Exercise directions: In the entries below, find every line with "amount" and copy it.

(Data records)
★ ★ ★ ★ ★

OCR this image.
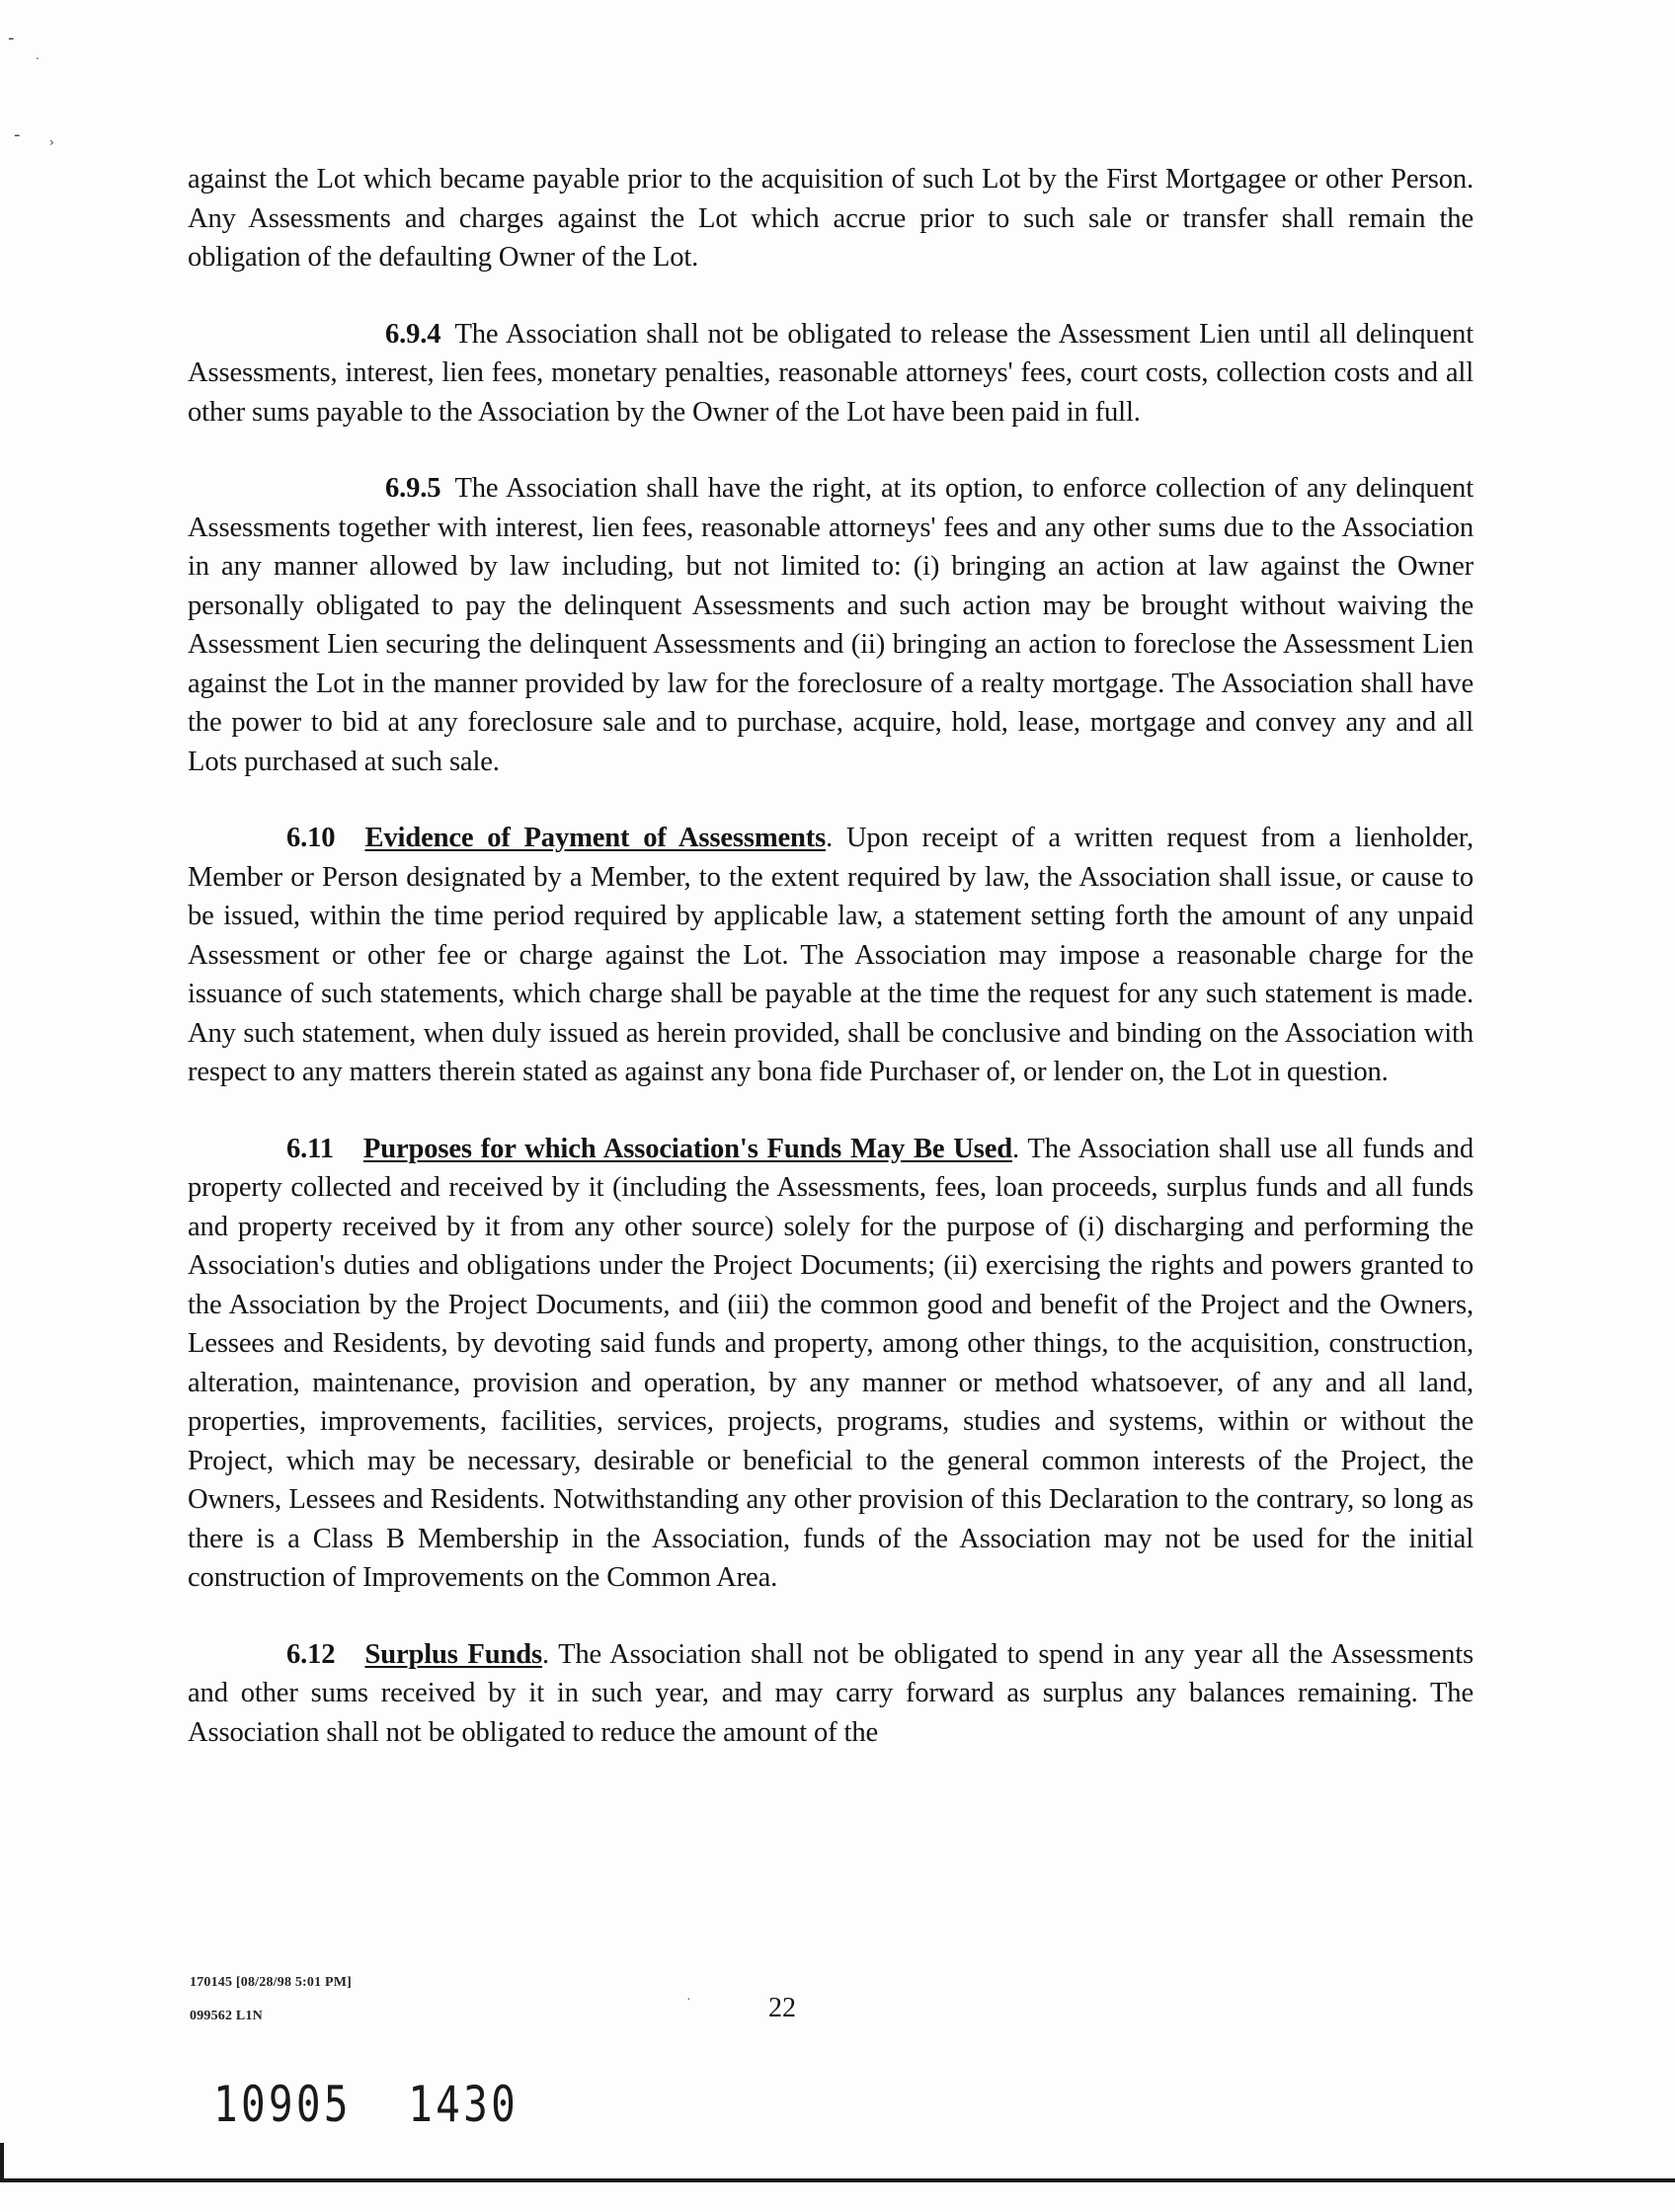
-
.
- ›

against the Lot which became payable prior to the acquisition of such Lot by the First Mortgagee or other Person. Any Assessments and charges against the Lot which accrue prior to such sale or transfer shall remain the obligation of the defaulting Owner of the Lot.

6.9.4 The Association shall not be obligated to release the Assessment Lien until all delinquent Assessments, interest, lien fees, monetary penalties, reasonable attorneys' fees, court costs, collection costs and all other sums payable to the Association by the Owner of the Lot have been paid in full.

6.9.5 The Association shall have the right, at its option, to enforce collection of any delinquent Assessments together with interest, lien fees, reasonable attorneys' fees and any other sums due to the Association in any manner allowed by law including, but not limited to: (i) bringing an action at law against the Owner personally obligated to pay the delinquent Assessments and such action may be brought without waiving the Assessment Lien securing the delinquent Assessments and (ii) bringing an action to foreclose the Assessment Lien against the Lot in the manner provided by law for the foreclosure of a realty mortgage. The Association shall have the power to bid at any foreclosure sale and to purchase, acquire, hold, lease, mortgage and convey any and all Lots purchased at such sale.

6.10 Evidence of Payment of Assessments. Upon receipt of a written request from a lienholder, Member or Person designated by a Member, to the extent required by law, the Association shall issue, or cause to be issued, within the time period required by applicable law, a statement setting forth the amount of any unpaid Assessment or other fee or charge against the Lot. The Association may impose a reasonable charge for the issuance of such statements, which charge shall be payable at the time the request for any such statement is made. Any such statement, when duly issued as herein provided, shall be conclusive and binding on the Association with respect to any matters therein stated as against any bona fide Purchaser of, or lender on, the Lot in question.

6.11 Purposes for which Association's Funds May Be Used. The Association shall use all funds and property collected and received by it (including the Assessments, fees, loan proceeds, surplus funds and all funds and property received by it from any other source) solely for the purpose of (i) discharging and performing the Association's duties and obligations under the Project Documents; (ii) exercising the rights and powers granted to the Association by the Project Documents, and (iii) the common good and benefit of the Project and the Owners, Lessees and Residents, by devoting said funds and property, among other things, to the acquisition, construction, alteration, maintenance, provision and operation, by any manner or method whatsoever, of any and all land, properties, improvements, facilities, services, projects, programs, studies and systems, within or without the Project, which may be necessary, desirable or beneficial to the general common interests of the Project, the Owners, Lessees and Residents. Notwithstanding any other provision of this Declaration to the contrary, so long as there is a Class B Membership in the Association, funds of the Association may not be used for the initial construction of Improvements on the Common Area.

6.12 Surplus Funds. The Association shall not be obligated to spend in any year all the Assessments and other sums received by it in such year, and may carry forward as surplus any balances remaining. The Association shall not be obligated to reduce the amount of the

170145 [08/28/98 5:01 PM]
099562 L1N
·	22
10905 1430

★ ★ ★ ★ ★

Task output:
6.10 Evidence of Payment of Assessments. Upon receipt of a written request from a lienholder, Member or Person designated by a Member, to the extent required by law, the Association shall issue, or cause to be issued, within the time period required by applicable law, a statement setting forth the amount of any unpaid Assessment or other fee or charge against the Lot. The Association may impose a reasonable charge for the issuance of such statements, which charge shall be payable at the time the request for any such statement is made. Any such statement, when duly issued as herein provided, shall be conclusive and binding on the Association with respect to any matters therein stated as against any bona fide Purchaser of, or lender on, the Lot in question.
6.12 Surplus Funds. The Association shall not be obligated to spend in any year all the Assessments and other sums received by it in such year, and may carry forward as surplus any balances remaining. The Association shall not be obligated to reduce the amount of the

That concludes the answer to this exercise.